What needs to be done: Omit every picture and return the rest of the data unaltered.

Data records
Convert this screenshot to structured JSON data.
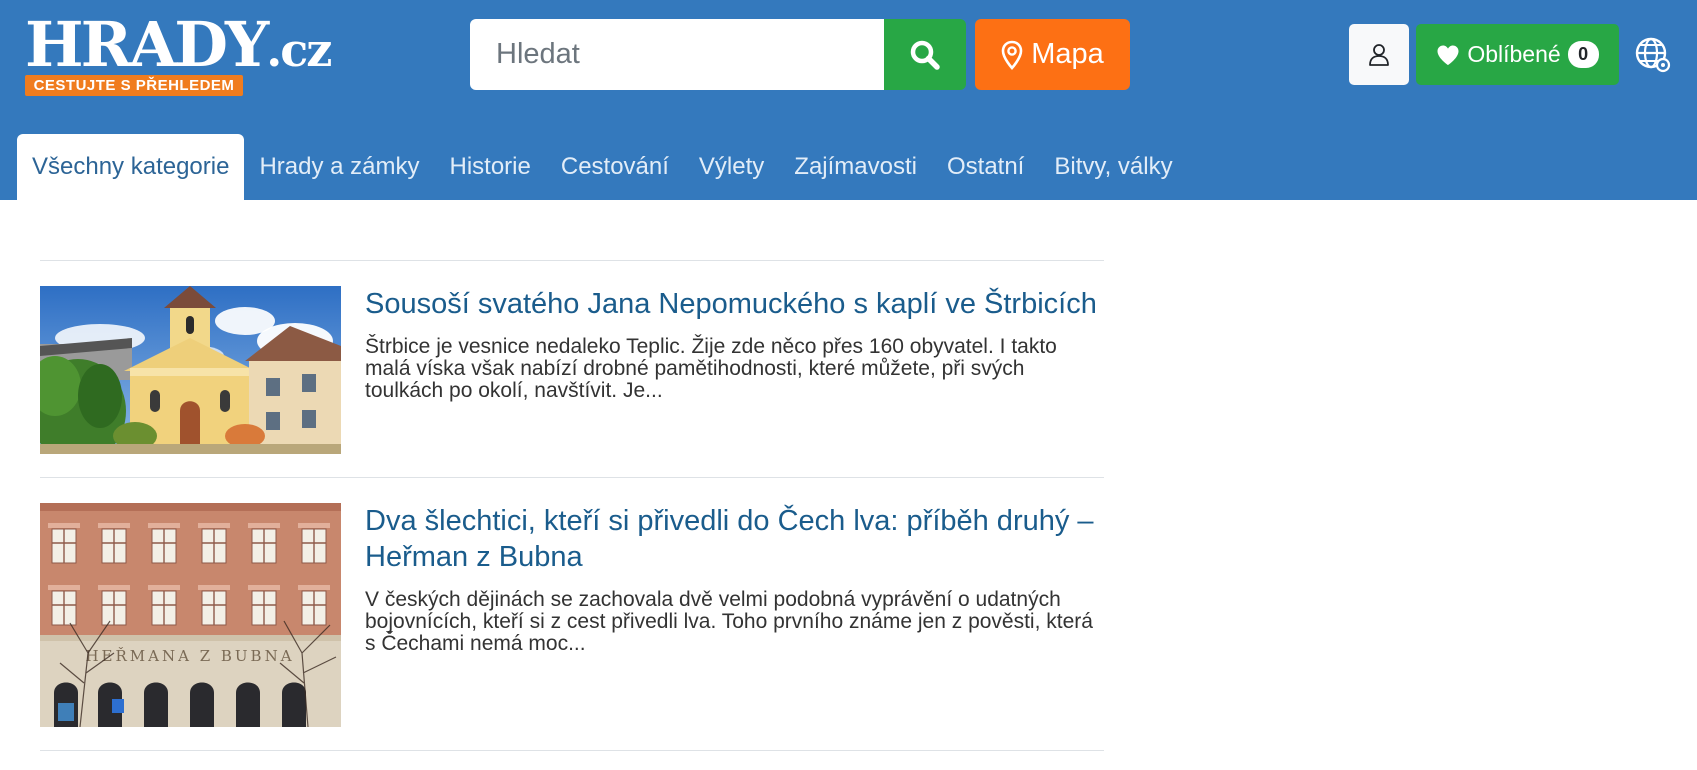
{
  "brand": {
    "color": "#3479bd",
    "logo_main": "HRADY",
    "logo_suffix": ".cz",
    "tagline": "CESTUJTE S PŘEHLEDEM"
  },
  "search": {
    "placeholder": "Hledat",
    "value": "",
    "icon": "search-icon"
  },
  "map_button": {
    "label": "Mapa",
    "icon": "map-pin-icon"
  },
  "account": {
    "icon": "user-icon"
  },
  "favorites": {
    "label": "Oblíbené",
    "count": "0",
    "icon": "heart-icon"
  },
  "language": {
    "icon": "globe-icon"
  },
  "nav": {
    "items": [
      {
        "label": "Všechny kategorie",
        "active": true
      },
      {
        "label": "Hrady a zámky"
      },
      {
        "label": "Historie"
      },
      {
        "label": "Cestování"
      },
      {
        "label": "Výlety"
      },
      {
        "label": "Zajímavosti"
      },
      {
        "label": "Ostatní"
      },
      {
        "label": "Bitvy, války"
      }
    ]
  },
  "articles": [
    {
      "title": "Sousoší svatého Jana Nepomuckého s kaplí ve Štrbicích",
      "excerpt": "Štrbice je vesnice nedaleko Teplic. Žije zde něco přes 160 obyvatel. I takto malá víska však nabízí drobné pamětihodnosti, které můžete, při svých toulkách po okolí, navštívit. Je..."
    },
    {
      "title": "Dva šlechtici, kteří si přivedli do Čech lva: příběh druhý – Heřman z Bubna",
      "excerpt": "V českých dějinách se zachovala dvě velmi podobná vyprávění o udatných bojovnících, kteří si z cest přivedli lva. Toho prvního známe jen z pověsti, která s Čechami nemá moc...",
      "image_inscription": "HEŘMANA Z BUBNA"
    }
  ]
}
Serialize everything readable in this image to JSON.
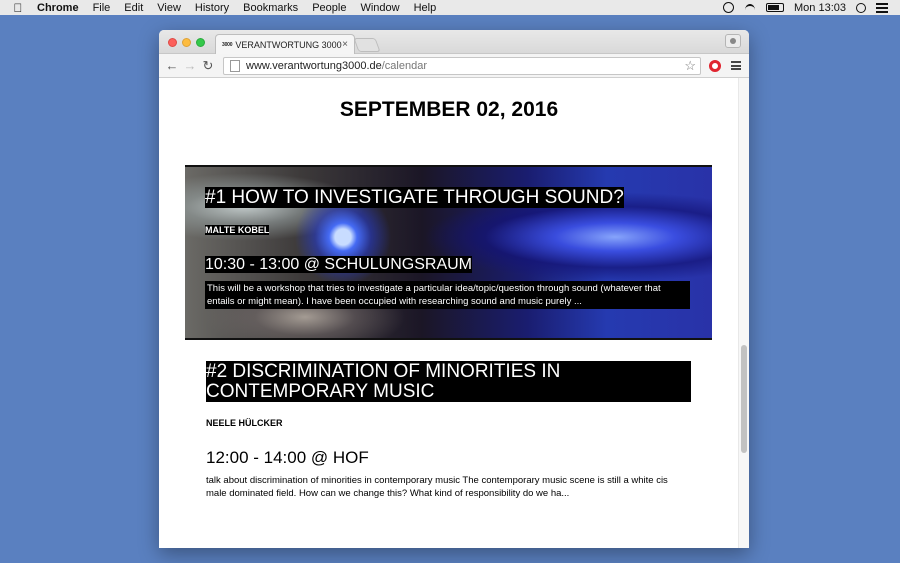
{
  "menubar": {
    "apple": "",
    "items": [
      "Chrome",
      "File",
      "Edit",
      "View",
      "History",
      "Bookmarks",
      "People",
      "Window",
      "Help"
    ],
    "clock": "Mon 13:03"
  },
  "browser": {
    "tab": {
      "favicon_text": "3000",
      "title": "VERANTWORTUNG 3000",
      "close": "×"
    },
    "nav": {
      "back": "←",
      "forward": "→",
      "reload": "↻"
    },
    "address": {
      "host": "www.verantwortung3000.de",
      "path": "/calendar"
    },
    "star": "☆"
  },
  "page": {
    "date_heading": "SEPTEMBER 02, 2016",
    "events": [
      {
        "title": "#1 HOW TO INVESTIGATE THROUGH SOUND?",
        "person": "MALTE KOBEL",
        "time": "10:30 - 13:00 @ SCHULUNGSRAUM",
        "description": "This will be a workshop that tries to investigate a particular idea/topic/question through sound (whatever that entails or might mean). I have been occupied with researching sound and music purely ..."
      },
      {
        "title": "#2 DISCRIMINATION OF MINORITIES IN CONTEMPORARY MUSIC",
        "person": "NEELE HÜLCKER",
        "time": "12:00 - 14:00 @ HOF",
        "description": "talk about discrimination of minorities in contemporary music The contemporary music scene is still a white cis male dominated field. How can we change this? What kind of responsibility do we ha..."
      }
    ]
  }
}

Complete response:
Convert this screenshot to structured JSON data.
{
  "brand": {
    "color": "#3479bd",
    "logo_main": "HRADY",
    "logo_suffix": ".cz",
    "tagline": "CESTUJTE S PŘEHLEDEM"
  },
  "search": {
    "placeholder": "Hledat",
    "value": "",
    "icon": "search-icon"
  },
  "map_button": {
    "label": "Mapa",
    "icon": "map-pin-icon"
  },
  "account": {
    "icon": "user-icon"
  },
  "favorites": {
    "label": "Oblíbené",
    "count": "0",
    "icon": "heart-icon"
  },
  "language": {
    "icon": "globe-icon"
  },
  "nav": {
    "items": [
      {
        "label": "Všechny kategorie",
        "active": true
      },
      {
        "label": "Hrady a zámky"
      },
      {
        "label": "Historie"
      },
      {
        "label": "Cestování"
      },
      {
        "label": "Výlety"
      },
      {
        "label": "Zajímavosti"
      },
      {
        "label": "Ostatní"
      },
      {
        "label": "Bitvy, války"
      }
    ]
  },
  "articles": [
    {
      "title": "Sousoší svatého Jana Nepomuckého s kaplí ve Štrbicích",
      "excerpt": "Štrbice je vesnice nedaleko Teplic. Žije zde něco přes 160 obyvatel. I takto malá víska však nabízí drobné pamětihodnosti, které můžete, při svých toulkách po okolí, navštívit. Je..."
    },
    {
      "title": "Dva šlechtici, kteří si přivedli do Čech lva: příběh druhý – Heřman z Bubna",
      "excerpt": "V českých dějinách se zachovala dvě velmi podobná vyprávění o udatných bojovnících, kteří si z cest přivedli lva. Toho prvního známe jen z pověsti, která s Čechami nemá moc...",
      "image_inscription": "HEŘMANA Z BUBNA"
    }
  ]
}
Serialize everything readable in this image to JSON.
{
  "menubar": {
    "apple": "",
    "items": [
      "Chrome",
      "File",
      "Edit",
      "View",
      "History",
      "Bookmarks",
      "People",
      "Window",
      "Help"
    ],
    "clock": "Mon 13:03"
  },
  "browser": {
    "tab": {
      "favicon_text": "3000",
      "title": "VERANTWORTUNG 3000",
      "close": "×"
    },
    "nav": {
      "back": "←",
      "forward": "→",
      "reload": "↻"
    },
    "address": {
      "host": "www.verantwortung3000.de",
      "path": "/calendar"
    },
    "star": "☆"
  },
  "page": {
    "date_heading": "SEPTEMBER 02, 2016",
    "events": [
      {
        "title": "#1 HOW TO INVESTIGATE THROUGH SOUND?",
        "person": "MALTE KOBEL",
        "time": "10:30 - 13:00 @ SCHULUNGSRAUM",
        "description": "This will be a workshop that tries to investigate a particular idea/topic/question through sound (whatever that entails or might mean). I have been occupied with researching sound and music purely ..."
      },
      {
        "title": "#2 DISCRIMINATION OF MINORITIES IN CONTEMPORARY MUSIC",
        "person": "NEELE HÜLCKER",
        "time": "12:00 - 14:00 @ HOF",
        "description": "talk about discrimination of minorities in contemporary music The contemporary music scene is still a white cis male dominated field. How can we change this? What kind of responsibility do we ha..."
      }
    ]
  }
}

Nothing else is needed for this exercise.